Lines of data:
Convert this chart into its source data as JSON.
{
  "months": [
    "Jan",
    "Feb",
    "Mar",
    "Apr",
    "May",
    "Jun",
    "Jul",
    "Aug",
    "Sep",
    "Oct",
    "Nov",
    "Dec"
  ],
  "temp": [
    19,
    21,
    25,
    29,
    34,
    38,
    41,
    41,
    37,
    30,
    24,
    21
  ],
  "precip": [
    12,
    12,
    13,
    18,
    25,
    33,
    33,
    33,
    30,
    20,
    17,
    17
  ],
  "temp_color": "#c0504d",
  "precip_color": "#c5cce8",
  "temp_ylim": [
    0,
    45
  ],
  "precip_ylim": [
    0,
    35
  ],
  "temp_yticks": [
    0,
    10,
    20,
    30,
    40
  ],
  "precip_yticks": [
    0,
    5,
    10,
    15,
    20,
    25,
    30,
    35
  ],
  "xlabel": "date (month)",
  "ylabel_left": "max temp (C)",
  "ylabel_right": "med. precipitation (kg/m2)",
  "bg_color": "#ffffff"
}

--

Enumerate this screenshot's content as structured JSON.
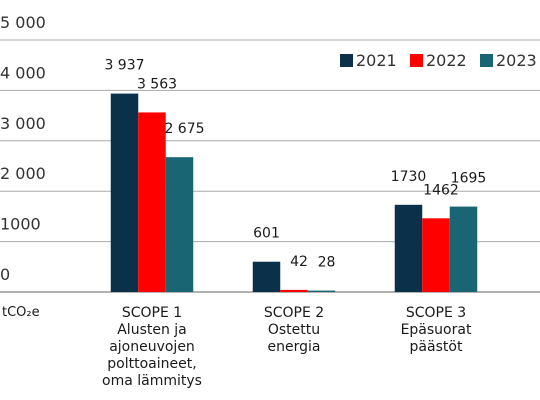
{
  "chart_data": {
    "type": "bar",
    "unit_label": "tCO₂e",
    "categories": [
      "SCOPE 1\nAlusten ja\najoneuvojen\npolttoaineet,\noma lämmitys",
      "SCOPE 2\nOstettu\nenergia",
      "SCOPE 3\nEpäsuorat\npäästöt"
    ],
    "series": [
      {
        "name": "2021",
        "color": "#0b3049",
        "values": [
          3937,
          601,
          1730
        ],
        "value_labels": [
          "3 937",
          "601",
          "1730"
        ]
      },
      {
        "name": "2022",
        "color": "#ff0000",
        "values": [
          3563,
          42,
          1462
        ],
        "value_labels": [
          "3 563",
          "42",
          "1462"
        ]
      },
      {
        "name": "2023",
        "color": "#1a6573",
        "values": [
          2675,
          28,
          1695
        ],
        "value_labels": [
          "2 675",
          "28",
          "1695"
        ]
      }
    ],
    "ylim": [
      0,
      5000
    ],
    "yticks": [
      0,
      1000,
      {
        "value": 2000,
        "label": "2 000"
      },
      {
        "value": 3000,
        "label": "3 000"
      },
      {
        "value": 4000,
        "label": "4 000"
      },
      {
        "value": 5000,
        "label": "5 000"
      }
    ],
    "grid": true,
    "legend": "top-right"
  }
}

### Aim
Reply with the number of lines in the material above that contain "this", and nothing more.

### Complete answer
2